WRITTEN INSTRUCTION ->
Without the pictures, copy the entries below word for word.

Extracted data entries ->
===

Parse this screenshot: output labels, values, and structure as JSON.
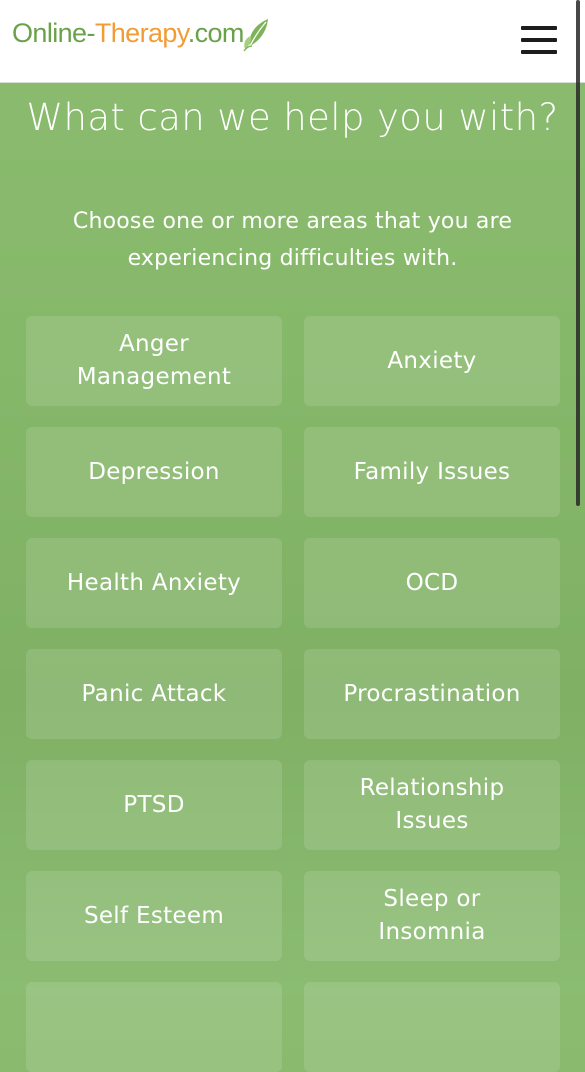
{
  "header": {
    "logo_part1": "Online-",
    "logo_part2": "Therapy",
    "logo_part3": ".com",
    "menu_icon": "hamburger-menu-icon",
    "brand_colors": {
      "green": "#6aa24a",
      "orange": "#f29c36"
    }
  },
  "main": {
    "title": "What can we help you with?",
    "subtitle": "Choose one or more areas that you are experiencing difficulties with.",
    "options": [
      {
        "label": "Anger Management"
      },
      {
        "label": "Anxiety"
      },
      {
        "label": "Depression"
      },
      {
        "label": "Family Issues"
      },
      {
        "label": "Health Anxiety"
      },
      {
        "label": "OCD"
      },
      {
        "label": "Panic Attack"
      },
      {
        "label": "Procrastination"
      },
      {
        "label": "PTSD"
      },
      {
        "label": "Relationship Issues"
      },
      {
        "label": "Self Esteem"
      },
      {
        "label": "Sleep or Insomnia"
      },
      {
        "label": ""
      },
      {
        "label": ""
      }
    ]
  }
}
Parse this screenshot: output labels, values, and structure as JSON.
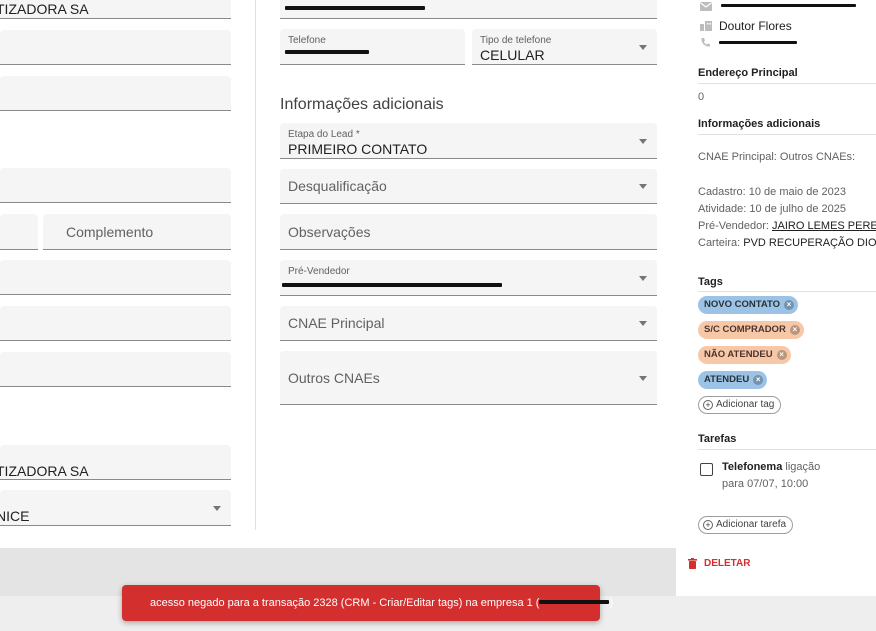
{
  "left_fields": {
    "razao_social_value": "TIZADORA SA",
    "complemento_placeholder": "Complemento",
    "nome_fantasia_value": "TIZADORA SA",
    "carteira_value": "NICE"
  },
  "contact": {
    "telefone_label": "Telefone",
    "tipo_label": "Tipo de telefone",
    "tipo_value": "CELULAR"
  },
  "additional_info": {
    "title": "Informações adicionais",
    "etapa_label": "Etapa do Lead *",
    "etapa_value": "PRIMEIRO CONTATO",
    "desqualificacao_placeholder": "Desqualificação",
    "observacoes_placeholder": "Observações",
    "pre_vendedor_label": "Pré-Vendedor",
    "cnae_principal_placeholder": "CNAE Principal",
    "outros_cnaes_placeholder": "Outros CNAEs"
  },
  "sidebar": {
    "contact_name": "Doutor Flores",
    "endereco_heading": "Endereço Principal",
    "endereco_value": "0",
    "info_heading": "Informações adicionais",
    "cnae_line": "CNAE Principal: Outros CNAEs:",
    "cadastro_line": "Cadastro: 10 de maio de 2023",
    "atividade_line": "Atividade: 10 de julho de 2025",
    "pre_vendedor_prefix": "Pré-Vendedor: ",
    "pre_vendedor_name": "JAIRO LEMES PEREIR",
    "carteira_prefix": "Carteira: ",
    "carteira_name": "PVD RECUPERAÇÃO DIONIC",
    "tags_heading": "Tags",
    "tags": [
      {
        "label": "NOVO CONTATO",
        "color": "#9cc3e6"
      },
      {
        "label": "S/C COMPRADOR",
        "color": "#f7c8a8"
      },
      {
        "label": "NÃO ATENDEU",
        "color": "#f7c8a8"
      },
      {
        "label": "ATENDEU",
        "color": "#9cc3e6"
      }
    ],
    "add_tag_label": "Adicionar tag",
    "tarefas_heading": "Tarefas",
    "task_title": "Telefonema",
    "task_type": " ligação",
    "task_due": "para 07/07, 10:00",
    "add_task_label": "Adicionar tarefa",
    "delete_label": "DELETAR"
  },
  "toast": {
    "message": "acesso negado para a transação 2328 (CRM - Criar/Editar tags) na empresa 1 (",
    "message_end": ")"
  },
  "colors": {
    "toast_bg": "#d32f2f",
    "delete": "#d32f2f"
  }
}
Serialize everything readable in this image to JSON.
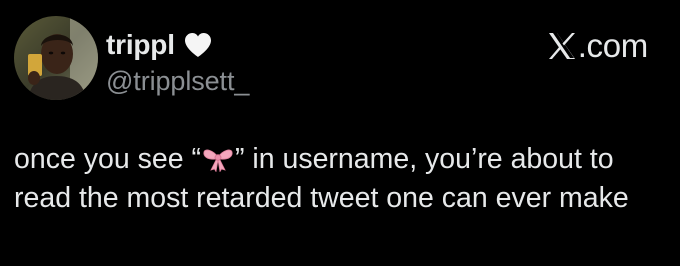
{
  "author": {
    "display_name": "trippl",
    "handle": "@tripplsett_",
    "name_emoji_icon": "white-heart-icon"
  },
  "brand": {
    "logo_icon": "x-logo-icon",
    "suffix": ".com"
  },
  "tweet": {
    "line1_before": "once you see “",
    "emoji_icon": "ribbon-bow-emoji-icon",
    "line1_after": "” in username, you’re about to",
    "line2": "read the most retarded tweet one can ever make"
  },
  "colors": {
    "background": "#000000",
    "text_primary": "#e7e9ea",
    "text_secondary": "#8b8f93",
    "bow_pink": "#f4a7bd"
  }
}
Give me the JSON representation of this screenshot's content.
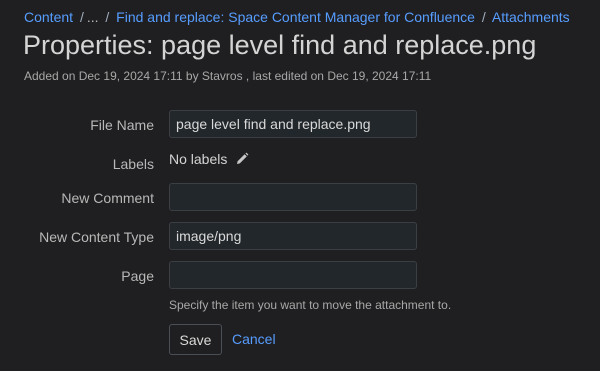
{
  "breadcrumb": {
    "items": [
      "Content",
      "...",
      "Find and replace: Space Content Manager for Confluence",
      "Attachments"
    ],
    "separator": "/"
  },
  "page": {
    "title": "Properties: page level find and replace.png",
    "meta": "Added on Dec 19, 2024 17:11 by Stavros , last edited on Dec 19, 2024 17:11"
  },
  "form": {
    "file_name": {
      "label": "File Name",
      "value": "page level find and replace.png"
    },
    "labels": {
      "label": "Labels",
      "value": "No labels"
    },
    "new_comment": {
      "label": "New Comment",
      "value": ""
    },
    "new_content_type": {
      "label": "New Content Type",
      "value": "image/png"
    },
    "page": {
      "label": "Page",
      "value": "",
      "hint": "Specify the item you want to move the attachment to."
    },
    "save_label": "Save",
    "cancel_label": "Cancel"
  },
  "icons": {
    "edit_labels": "pencil-icon"
  },
  "colors": {
    "background": "#1f1f21",
    "link": "#579dff",
    "field_background": "#22272b"
  }
}
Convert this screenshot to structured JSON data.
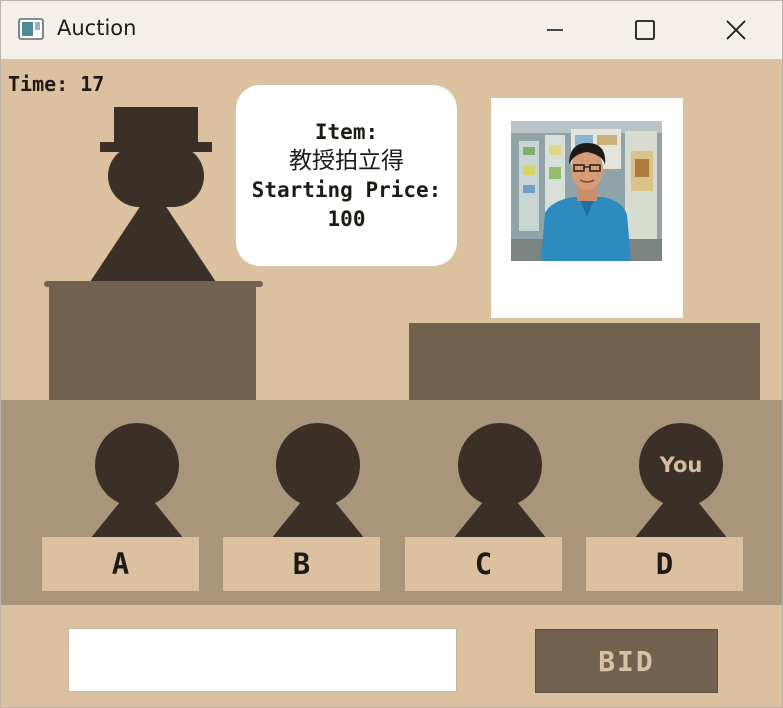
{
  "window": {
    "title": "Auction",
    "app_icon": "window-app-icon",
    "controls": [
      "minimize-icon",
      "maximize-icon",
      "close-icon"
    ]
  },
  "timer": {
    "text": "Time: 17"
  },
  "item_card": {
    "line1": "Item:",
    "item_name": "教授拍立得",
    "line3": "Starting Price:",
    "price": "100"
  },
  "bidders": [
    {
      "label": "A",
      "head_text": ""
    },
    {
      "label": "B",
      "head_text": ""
    },
    {
      "label": "C",
      "head_text": ""
    },
    {
      "label": "D",
      "head_text": "You"
    }
  ],
  "bid_form": {
    "input_value": "",
    "input_placeholder": "",
    "button_label": "BID"
  },
  "colors": {
    "background": "#dbc19f",
    "floor": "#a8957a",
    "furniture": "#73614f",
    "figure": "#3a3028",
    "card": "#ffffff"
  }
}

===

ANSWER FOR THE TASK ->
Parse this screenshot: output labels, values, and structure as JSON.
{
  "header": {
    "logo_part1": "Online-",
    "logo_part2": "Therapy",
    "logo_part3": ".com",
    "menu_icon": "hamburger-menu-icon",
    "brand_colors": {
      "green": "#6aa24a",
      "orange": "#f29c36"
    }
  },
  "main": {
    "title": "What can we help you with?",
    "subtitle": "Choose one or more areas that you are experiencing difficulties with.",
    "options": [
      {
        "label": "Anger Management"
      },
      {
        "label": "Anxiety"
      },
      {
        "label": "Depression"
      },
      {
        "label": "Family Issues"
      },
      {
        "label": "Health Anxiety"
      },
      {
        "label": "OCD"
      },
      {
        "label": "Panic Attack"
      },
      {
        "label": "Procrastination"
      },
      {
        "label": "PTSD"
      },
      {
        "label": "Relationship Issues"
      },
      {
        "label": "Self Esteem"
      },
      {
        "label": "Sleep or Insomnia"
      },
      {
        "label": ""
      },
      {
        "label": ""
      }
    ]
  }
}
Parse this screenshot: output labels, values, and structure as JSON.
{
  "left_fields": {
    "razao_social_value": "TIZADORA SA",
    "complemento_placeholder": "Complemento",
    "nome_fantasia_value": "TIZADORA SA",
    "carteira_value": "NICE"
  },
  "contact": {
    "telefone_label": "Telefone",
    "tipo_label": "Tipo de telefone",
    "tipo_value": "CELULAR"
  },
  "additional_info": {
    "title": "Informações adicionais",
    "etapa_label": "Etapa do Lead *",
    "etapa_value": "PRIMEIRO CONTATO",
    "desqualificacao_placeholder": "Desqualificação",
    "observacoes_placeholder": "Observações",
    "pre_vendedor_label": "Pré-Vendedor",
    "cnae_principal_placeholder": "CNAE Principal",
    "outros_cnaes_placeholder": "Outros CNAEs"
  },
  "sidebar": {
    "contact_name": "Doutor Flores",
    "endereco_heading": "Endereço Principal",
    "endereco_value": "0",
    "info_heading": "Informações adicionais",
    "cnae_line": "CNAE Principal: Outros CNAEs:",
    "cadastro_line": "Cadastro: 10 de maio de 2023",
    "atividade_line": "Atividade: 10 de julho de 2025",
    "pre_vendedor_prefix": "Pré-Vendedor: ",
    "pre_vendedor_name": "JAIRO LEMES PEREIR",
    "carteira_prefix": "Carteira: ",
    "carteira_name": "PVD RECUPERAÇÃO DIONIC",
    "tags_heading": "Tags",
    "tags": [
      {
        "label": "NOVO CONTATO",
        "color": "#9cc3e6"
      },
      {
        "label": "S/C COMPRADOR",
        "color": "#f7c8a8"
      },
      {
        "label": "NÃO ATENDEU",
        "color": "#f7c8a8"
      },
      {
        "label": "ATENDEU",
        "color": "#9cc3e6"
      }
    ],
    "add_tag_label": "Adicionar tag",
    "tarefas_heading": "Tarefas",
    "task_title": "Telefonema",
    "task_type": " ligação",
    "task_due": "para 07/07, 10:00",
    "add_task_label": "Adicionar tarefa",
    "delete_label": "DELETAR"
  },
  "toast": {
    "message": "acesso negado para a transação 2328 (CRM - Criar/Editar tags) na empresa 1 (",
    "message_end": ")"
  },
  "colors": {
    "toast_bg": "#d32f2f",
    "delete": "#d32f2f"
  }
}
Serialize everything readable in this image to JSON.
{
  "author": {
    "display_name": "trippl",
    "handle": "@tripplsett_",
    "name_emoji_icon": "white-heart-icon"
  },
  "brand": {
    "logo_icon": "x-logo-icon",
    "suffix": ".com"
  },
  "tweet": {
    "line1_before": "once you see “",
    "emoji_icon": "ribbon-bow-emoji-icon",
    "line1_after": "” in username, you’re about to",
    "line2": "read the most retarded tweet one can ever make"
  },
  "colors": {
    "background": "#000000",
    "text_primary": "#e7e9ea",
    "text_secondary": "#8b8f93",
    "bow_pink": "#f4a7bd"
  }
}
Give me the JSON representation of this screenshot's content.
{
  "breadcrumb": {
    "items": [
      "Content",
      "...",
      "Find and replace: Space Content Manager for Confluence",
      "Attachments"
    ],
    "separator": "/"
  },
  "page": {
    "title": "Properties: page level find and replace.png",
    "meta": "Added on Dec 19, 2024 17:11 by Stavros , last edited on Dec 19, 2024 17:11"
  },
  "form": {
    "file_name": {
      "label": "File Name",
      "value": "page level find and replace.png"
    },
    "labels": {
      "label": "Labels",
      "value": "No labels"
    },
    "new_comment": {
      "label": "New Comment",
      "value": ""
    },
    "new_content_type": {
      "label": "New Content Type",
      "value": "image/png"
    },
    "page": {
      "label": "Page",
      "value": "",
      "hint": "Specify the item you want to move the attachment to."
    },
    "save_label": "Save",
    "cancel_label": "Cancel"
  },
  "icons": {
    "edit_labels": "pencil-icon"
  },
  "colors": {
    "background": "#1f1f21",
    "link": "#579dff",
    "field_background": "#22272b"
  }
}
Convert this screenshot to structured JSON data.
{
  "window": {
    "title": "Auction",
    "app_icon": "window-app-icon",
    "controls": [
      "minimize-icon",
      "maximize-icon",
      "close-icon"
    ]
  },
  "timer": {
    "text": "Time: 17"
  },
  "item_card": {
    "line1": "Item:",
    "item_name": "教授拍立得",
    "line3": "Starting Price:",
    "price": "100"
  },
  "bidders": [
    {
      "label": "A",
      "head_text": ""
    },
    {
      "label": "B",
      "head_text": ""
    },
    {
      "label": "C",
      "head_text": ""
    },
    {
      "label": "D",
      "head_text": "You"
    }
  ],
  "bid_form": {
    "input_value": "",
    "input_placeholder": "",
    "button_label": "BID"
  },
  "colors": {
    "background": "#dbc19f",
    "floor": "#a8957a",
    "furniture": "#73614f",
    "figure": "#3a3028",
    "card": "#ffffff"
  }
}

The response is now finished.